(Entries with figure data)
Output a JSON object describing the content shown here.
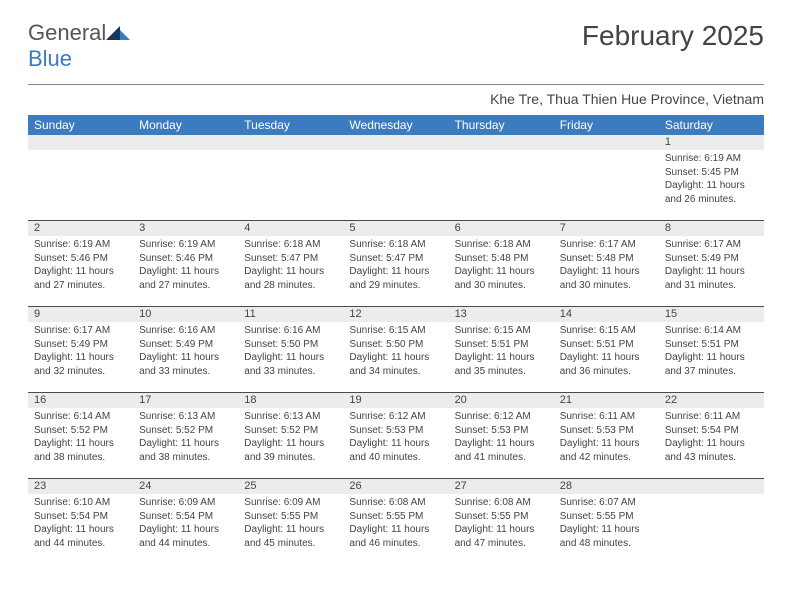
{
  "logo": {
    "text1": "General",
    "text2": "Blue"
  },
  "title": "February 2025",
  "location": "Khe Tre, Thua Thien Hue Province, Vietnam",
  "day_names": [
    "Sunday",
    "Monday",
    "Tuesday",
    "Wednesday",
    "Thursday",
    "Friday",
    "Saturday"
  ],
  "colors": {
    "header_bg": "#3b7bbf",
    "header_text": "#ffffff",
    "daynum_bg": "#ececec",
    "text": "#444444",
    "divider": "#4a4a4a"
  },
  "typography": {
    "title_fontsize": 28,
    "location_fontsize": 14,
    "dayheader_fontsize": 12,
    "cell_fontsize": 10
  },
  "weeks": [
    [
      {
        "n": "",
        "lines": []
      },
      {
        "n": "",
        "lines": []
      },
      {
        "n": "",
        "lines": []
      },
      {
        "n": "",
        "lines": []
      },
      {
        "n": "",
        "lines": []
      },
      {
        "n": "",
        "lines": []
      },
      {
        "n": "1",
        "lines": [
          "Sunrise: 6:19 AM",
          "Sunset: 5:45 PM",
          "Daylight: 11 hours and 26 minutes."
        ]
      }
    ],
    [
      {
        "n": "2",
        "lines": [
          "Sunrise: 6:19 AM",
          "Sunset: 5:46 PM",
          "Daylight: 11 hours and 27 minutes."
        ]
      },
      {
        "n": "3",
        "lines": [
          "Sunrise: 6:19 AM",
          "Sunset: 5:46 PM",
          "Daylight: 11 hours and 27 minutes."
        ]
      },
      {
        "n": "4",
        "lines": [
          "Sunrise: 6:18 AM",
          "Sunset: 5:47 PM",
          "Daylight: 11 hours and 28 minutes."
        ]
      },
      {
        "n": "5",
        "lines": [
          "Sunrise: 6:18 AM",
          "Sunset: 5:47 PM",
          "Daylight: 11 hours and 29 minutes."
        ]
      },
      {
        "n": "6",
        "lines": [
          "Sunrise: 6:18 AM",
          "Sunset: 5:48 PM",
          "Daylight: 11 hours and 30 minutes."
        ]
      },
      {
        "n": "7",
        "lines": [
          "Sunrise: 6:17 AM",
          "Sunset: 5:48 PM",
          "Daylight: 11 hours and 30 minutes."
        ]
      },
      {
        "n": "8",
        "lines": [
          "Sunrise: 6:17 AM",
          "Sunset: 5:49 PM",
          "Daylight: 11 hours and 31 minutes."
        ]
      }
    ],
    [
      {
        "n": "9",
        "lines": [
          "Sunrise: 6:17 AM",
          "Sunset: 5:49 PM",
          "Daylight: 11 hours and 32 minutes."
        ]
      },
      {
        "n": "10",
        "lines": [
          "Sunrise: 6:16 AM",
          "Sunset: 5:49 PM",
          "Daylight: 11 hours and 33 minutes."
        ]
      },
      {
        "n": "11",
        "lines": [
          "Sunrise: 6:16 AM",
          "Sunset: 5:50 PM",
          "Daylight: 11 hours and 33 minutes."
        ]
      },
      {
        "n": "12",
        "lines": [
          "Sunrise: 6:15 AM",
          "Sunset: 5:50 PM",
          "Daylight: 11 hours and 34 minutes."
        ]
      },
      {
        "n": "13",
        "lines": [
          "Sunrise: 6:15 AM",
          "Sunset: 5:51 PM",
          "Daylight: 11 hours and 35 minutes."
        ]
      },
      {
        "n": "14",
        "lines": [
          "Sunrise: 6:15 AM",
          "Sunset: 5:51 PM",
          "Daylight: 11 hours and 36 minutes."
        ]
      },
      {
        "n": "15",
        "lines": [
          "Sunrise: 6:14 AM",
          "Sunset: 5:51 PM",
          "Daylight: 11 hours and 37 minutes."
        ]
      }
    ],
    [
      {
        "n": "16",
        "lines": [
          "Sunrise: 6:14 AM",
          "Sunset: 5:52 PM",
          "Daylight: 11 hours and 38 minutes."
        ]
      },
      {
        "n": "17",
        "lines": [
          "Sunrise: 6:13 AM",
          "Sunset: 5:52 PM",
          "Daylight: 11 hours and 38 minutes."
        ]
      },
      {
        "n": "18",
        "lines": [
          "Sunrise: 6:13 AM",
          "Sunset: 5:52 PM",
          "Daylight: 11 hours and 39 minutes."
        ]
      },
      {
        "n": "19",
        "lines": [
          "Sunrise: 6:12 AM",
          "Sunset: 5:53 PM",
          "Daylight: 11 hours and 40 minutes."
        ]
      },
      {
        "n": "20",
        "lines": [
          "Sunrise: 6:12 AM",
          "Sunset: 5:53 PM",
          "Daylight: 11 hours and 41 minutes."
        ]
      },
      {
        "n": "21",
        "lines": [
          "Sunrise: 6:11 AM",
          "Sunset: 5:53 PM",
          "Daylight: 11 hours and 42 minutes."
        ]
      },
      {
        "n": "22",
        "lines": [
          "Sunrise: 6:11 AM",
          "Sunset: 5:54 PM",
          "Daylight: 11 hours and 43 minutes."
        ]
      }
    ],
    [
      {
        "n": "23",
        "lines": [
          "Sunrise: 6:10 AM",
          "Sunset: 5:54 PM",
          "Daylight: 11 hours and 44 minutes."
        ]
      },
      {
        "n": "24",
        "lines": [
          "Sunrise: 6:09 AM",
          "Sunset: 5:54 PM",
          "Daylight: 11 hours and 44 minutes."
        ]
      },
      {
        "n": "25",
        "lines": [
          "Sunrise: 6:09 AM",
          "Sunset: 5:55 PM",
          "Daylight: 11 hours and 45 minutes."
        ]
      },
      {
        "n": "26",
        "lines": [
          "Sunrise: 6:08 AM",
          "Sunset: 5:55 PM",
          "Daylight: 11 hours and 46 minutes."
        ]
      },
      {
        "n": "27",
        "lines": [
          "Sunrise: 6:08 AM",
          "Sunset: 5:55 PM",
          "Daylight: 11 hours and 47 minutes."
        ]
      },
      {
        "n": "28",
        "lines": [
          "Sunrise: 6:07 AM",
          "Sunset: 5:55 PM",
          "Daylight: 11 hours and 48 minutes."
        ]
      },
      {
        "n": "",
        "lines": []
      }
    ]
  ]
}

Aim
Exactly reproduce the entries above, minus the pictures.

Written answer
Output a JSON object describing the content shown here.
{
  "logo": {
    "text1": "General",
    "text2": "Blue"
  },
  "title": "February 2025",
  "location": "Khe Tre, Thua Thien Hue Province, Vietnam",
  "day_names": [
    "Sunday",
    "Monday",
    "Tuesday",
    "Wednesday",
    "Thursday",
    "Friday",
    "Saturday"
  ],
  "colors": {
    "header_bg": "#3b7bbf",
    "header_text": "#ffffff",
    "daynum_bg": "#ececec",
    "text": "#444444",
    "divider": "#4a4a4a"
  },
  "typography": {
    "title_fontsize": 28,
    "location_fontsize": 14,
    "dayheader_fontsize": 12,
    "cell_fontsize": 10
  },
  "weeks": [
    [
      {
        "n": "",
        "lines": []
      },
      {
        "n": "",
        "lines": []
      },
      {
        "n": "",
        "lines": []
      },
      {
        "n": "",
        "lines": []
      },
      {
        "n": "",
        "lines": []
      },
      {
        "n": "",
        "lines": []
      },
      {
        "n": "1",
        "lines": [
          "Sunrise: 6:19 AM",
          "Sunset: 5:45 PM",
          "Daylight: 11 hours and 26 minutes."
        ]
      }
    ],
    [
      {
        "n": "2",
        "lines": [
          "Sunrise: 6:19 AM",
          "Sunset: 5:46 PM",
          "Daylight: 11 hours and 27 minutes."
        ]
      },
      {
        "n": "3",
        "lines": [
          "Sunrise: 6:19 AM",
          "Sunset: 5:46 PM",
          "Daylight: 11 hours and 27 minutes."
        ]
      },
      {
        "n": "4",
        "lines": [
          "Sunrise: 6:18 AM",
          "Sunset: 5:47 PM",
          "Daylight: 11 hours and 28 minutes."
        ]
      },
      {
        "n": "5",
        "lines": [
          "Sunrise: 6:18 AM",
          "Sunset: 5:47 PM",
          "Daylight: 11 hours and 29 minutes."
        ]
      },
      {
        "n": "6",
        "lines": [
          "Sunrise: 6:18 AM",
          "Sunset: 5:48 PM",
          "Daylight: 11 hours and 30 minutes."
        ]
      },
      {
        "n": "7",
        "lines": [
          "Sunrise: 6:17 AM",
          "Sunset: 5:48 PM",
          "Daylight: 11 hours and 30 minutes."
        ]
      },
      {
        "n": "8",
        "lines": [
          "Sunrise: 6:17 AM",
          "Sunset: 5:49 PM",
          "Daylight: 11 hours and 31 minutes."
        ]
      }
    ],
    [
      {
        "n": "9",
        "lines": [
          "Sunrise: 6:17 AM",
          "Sunset: 5:49 PM",
          "Daylight: 11 hours and 32 minutes."
        ]
      },
      {
        "n": "10",
        "lines": [
          "Sunrise: 6:16 AM",
          "Sunset: 5:49 PM",
          "Daylight: 11 hours and 33 minutes."
        ]
      },
      {
        "n": "11",
        "lines": [
          "Sunrise: 6:16 AM",
          "Sunset: 5:50 PM",
          "Daylight: 11 hours and 33 minutes."
        ]
      },
      {
        "n": "12",
        "lines": [
          "Sunrise: 6:15 AM",
          "Sunset: 5:50 PM",
          "Daylight: 11 hours and 34 minutes."
        ]
      },
      {
        "n": "13",
        "lines": [
          "Sunrise: 6:15 AM",
          "Sunset: 5:51 PM",
          "Daylight: 11 hours and 35 minutes."
        ]
      },
      {
        "n": "14",
        "lines": [
          "Sunrise: 6:15 AM",
          "Sunset: 5:51 PM",
          "Daylight: 11 hours and 36 minutes."
        ]
      },
      {
        "n": "15",
        "lines": [
          "Sunrise: 6:14 AM",
          "Sunset: 5:51 PM",
          "Daylight: 11 hours and 37 minutes."
        ]
      }
    ],
    [
      {
        "n": "16",
        "lines": [
          "Sunrise: 6:14 AM",
          "Sunset: 5:52 PM",
          "Daylight: 11 hours and 38 minutes."
        ]
      },
      {
        "n": "17",
        "lines": [
          "Sunrise: 6:13 AM",
          "Sunset: 5:52 PM",
          "Daylight: 11 hours and 38 minutes."
        ]
      },
      {
        "n": "18",
        "lines": [
          "Sunrise: 6:13 AM",
          "Sunset: 5:52 PM",
          "Daylight: 11 hours and 39 minutes."
        ]
      },
      {
        "n": "19",
        "lines": [
          "Sunrise: 6:12 AM",
          "Sunset: 5:53 PM",
          "Daylight: 11 hours and 40 minutes."
        ]
      },
      {
        "n": "20",
        "lines": [
          "Sunrise: 6:12 AM",
          "Sunset: 5:53 PM",
          "Daylight: 11 hours and 41 minutes."
        ]
      },
      {
        "n": "21",
        "lines": [
          "Sunrise: 6:11 AM",
          "Sunset: 5:53 PM",
          "Daylight: 11 hours and 42 minutes."
        ]
      },
      {
        "n": "22",
        "lines": [
          "Sunrise: 6:11 AM",
          "Sunset: 5:54 PM",
          "Daylight: 11 hours and 43 minutes."
        ]
      }
    ],
    [
      {
        "n": "23",
        "lines": [
          "Sunrise: 6:10 AM",
          "Sunset: 5:54 PM",
          "Daylight: 11 hours and 44 minutes."
        ]
      },
      {
        "n": "24",
        "lines": [
          "Sunrise: 6:09 AM",
          "Sunset: 5:54 PM",
          "Daylight: 11 hours and 44 minutes."
        ]
      },
      {
        "n": "25",
        "lines": [
          "Sunrise: 6:09 AM",
          "Sunset: 5:55 PM",
          "Daylight: 11 hours and 45 minutes."
        ]
      },
      {
        "n": "26",
        "lines": [
          "Sunrise: 6:08 AM",
          "Sunset: 5:55 PM",
          "Daylight: 11 hours and 46 minutes."
        ]
      },
      {
        "n": "27",
        "lines": [
          "Sunrise: 6:08 AM",
          "Sunset: 5:55 PM",
          "Daylight: 11 hours and 47 minutes."
        ]
      },
      {
        "n": "28",
        "lines": [
          "Sunrise: 6:07 AM",
          "Sunset: 5:55 PM",
          "Daylight: 11 hours and 48 minutes."
        ]
      },
      {
        "n": "",
        "lines": []
      }
    ]
  ]
}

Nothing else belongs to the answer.